**Excerpt to read:**
****************

Peele’s writing purposefully avoids the typical stereotype of the Deep South dealing with a black man, and instead uses the satire he’s become famous for to take a “stab at the liberal elite” and their casual racism.

Ironically, the film elicited an ethnocentric hot take from Jackson about the national origin of Kaluuya.

In an interview with New York City’s Hot 97 radio station he had some words of opposition to foreign workers in his own field of labor. He mentioned the recent hit film, “Get Out” as an example. “There are a lot of black British actors in these movies,” said the actor. “I tend to wonder what that movie would have been with an American brother who really understands that.”

He did not confine his hot take to one film, bringing up “Selma” as another example. “There are some brothers in America who could have been in that movie who would have had a different idea about how King thinks or how King felt.” What is rather telling is the lack of potent outrage at his intolerance for foreign workers.

In an interview with GQ, Kaluuya was asked for his thoughts about Jackson’s comments.

****************

**Listing:**

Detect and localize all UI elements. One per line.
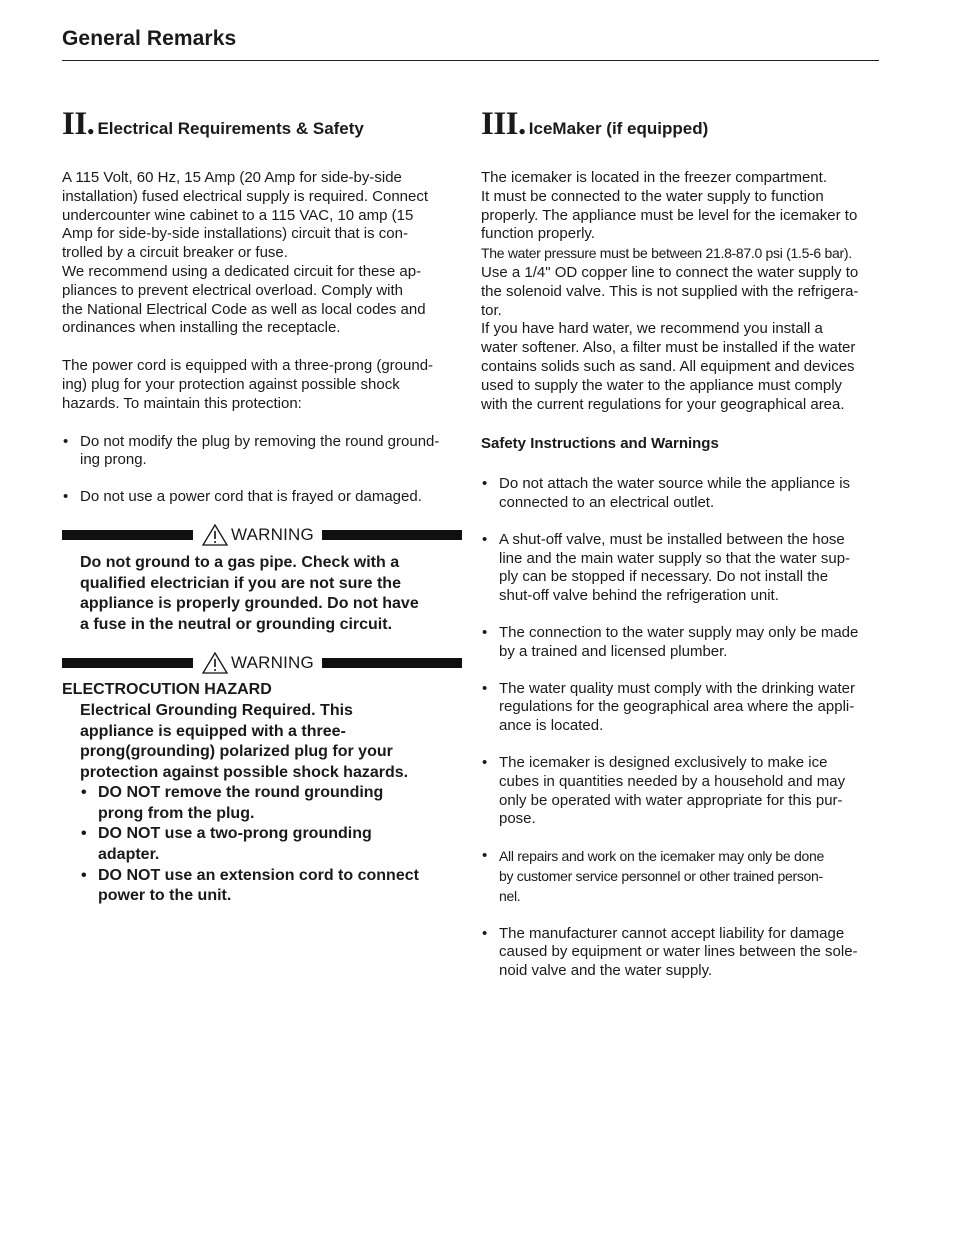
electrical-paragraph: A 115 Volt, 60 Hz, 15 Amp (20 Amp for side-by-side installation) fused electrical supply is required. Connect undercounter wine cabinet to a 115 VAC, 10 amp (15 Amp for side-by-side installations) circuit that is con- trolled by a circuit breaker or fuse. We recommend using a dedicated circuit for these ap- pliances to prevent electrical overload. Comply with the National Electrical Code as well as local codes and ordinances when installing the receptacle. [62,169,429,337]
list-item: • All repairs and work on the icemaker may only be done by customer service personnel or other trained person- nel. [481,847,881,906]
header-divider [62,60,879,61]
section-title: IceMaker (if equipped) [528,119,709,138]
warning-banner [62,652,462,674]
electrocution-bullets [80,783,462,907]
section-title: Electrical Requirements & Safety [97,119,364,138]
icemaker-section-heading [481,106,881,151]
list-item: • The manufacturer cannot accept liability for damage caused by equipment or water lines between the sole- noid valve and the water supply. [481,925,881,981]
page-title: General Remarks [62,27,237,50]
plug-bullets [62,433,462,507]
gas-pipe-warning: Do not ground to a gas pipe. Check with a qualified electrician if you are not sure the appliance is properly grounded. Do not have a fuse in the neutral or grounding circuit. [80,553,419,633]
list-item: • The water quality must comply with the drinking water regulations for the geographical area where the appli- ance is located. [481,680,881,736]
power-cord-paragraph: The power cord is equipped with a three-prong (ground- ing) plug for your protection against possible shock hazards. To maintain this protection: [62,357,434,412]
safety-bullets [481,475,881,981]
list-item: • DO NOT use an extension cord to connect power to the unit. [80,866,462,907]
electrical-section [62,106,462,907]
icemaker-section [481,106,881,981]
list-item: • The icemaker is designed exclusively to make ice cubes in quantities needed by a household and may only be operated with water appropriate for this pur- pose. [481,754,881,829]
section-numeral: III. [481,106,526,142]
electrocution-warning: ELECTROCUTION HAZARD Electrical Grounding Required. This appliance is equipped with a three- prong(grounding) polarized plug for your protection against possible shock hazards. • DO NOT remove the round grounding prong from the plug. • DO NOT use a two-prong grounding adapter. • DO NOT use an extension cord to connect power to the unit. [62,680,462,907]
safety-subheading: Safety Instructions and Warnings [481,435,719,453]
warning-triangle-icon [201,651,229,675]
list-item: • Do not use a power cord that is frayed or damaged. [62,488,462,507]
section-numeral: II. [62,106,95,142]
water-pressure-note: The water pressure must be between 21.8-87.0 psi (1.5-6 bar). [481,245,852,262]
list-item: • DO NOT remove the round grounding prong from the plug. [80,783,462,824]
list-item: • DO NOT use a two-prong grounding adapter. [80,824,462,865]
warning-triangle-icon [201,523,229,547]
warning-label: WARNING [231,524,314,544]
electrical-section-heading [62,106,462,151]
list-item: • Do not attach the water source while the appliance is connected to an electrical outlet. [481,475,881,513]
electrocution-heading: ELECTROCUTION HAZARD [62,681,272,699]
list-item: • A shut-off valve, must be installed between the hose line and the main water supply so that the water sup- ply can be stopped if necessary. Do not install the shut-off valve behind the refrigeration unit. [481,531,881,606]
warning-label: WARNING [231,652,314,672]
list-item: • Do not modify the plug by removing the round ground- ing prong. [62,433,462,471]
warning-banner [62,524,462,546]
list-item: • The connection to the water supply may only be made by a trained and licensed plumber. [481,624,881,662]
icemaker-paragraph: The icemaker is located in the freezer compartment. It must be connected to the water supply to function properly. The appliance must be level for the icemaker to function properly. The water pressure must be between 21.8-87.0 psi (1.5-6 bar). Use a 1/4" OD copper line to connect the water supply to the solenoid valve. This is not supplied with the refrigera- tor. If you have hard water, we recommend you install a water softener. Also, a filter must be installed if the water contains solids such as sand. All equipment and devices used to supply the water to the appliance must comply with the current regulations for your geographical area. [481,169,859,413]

****************

**Given instruction 1:** Collect and copy out every line of the rows above that contains the string "three".
**Given instruction 2:** Carry forward the passage on Jackson's criticism of British actors in American films, starting after its final sentence.

**Task output 1:**
power-cord-paragraph: The power cord is equipped with a three-prong (ground- ing) plug for your protection against possible shock hazards. To maintain this protection: [62,357,434,412]
electrocution-warning: ELECTROCUTION HAZARD Electrical Grounding Required. This appliance is equipped with a three- prong(grounding) polarized plug for your protection against possible shock hazards. • DO NOT remove the round grounding prong from the plug. • DO NOT use a two-prong grounding adapter. • DO NOT use an extension cord to connect power to the unit. [62,680,462,907]

**Task output 2:**
Big up Samuel L. Jackson, because here’s a guy who has broken down doors. He has done a lot so that we can do what we can do.

Here’s the thing about that critique, though. I’m dark-skinned, bro. When I’m around black people I’m made to feel “other” because I’m dark-skinned. I’ve had to wrestle with that, with people going “You’re too black.” Then I come to America and they say, “You’re not black enough.” I go to Uganda, I can’t speak the language. In India, I’m black. In the black community, I’m dark-skinned. In America, I’m British. Bro!

This is the frustrating thing, bro—in order to prove that I can play this role, I have to open up about the trauma that I’ve experienced as a black person. I have to show off my struggle so that people accept that I’m black. No matter that every single room I go to I’m usually the darkest person there. You know what I’m saying? I kind of resent that mentality. I’m just an individual. You probably feel that as a writer, too. Just because you’re black, you get taken and used to represent something. It mirrors what happens in the film.

I resent that I have to prove that I’m black. I don’t know what that is. I’m still processing it.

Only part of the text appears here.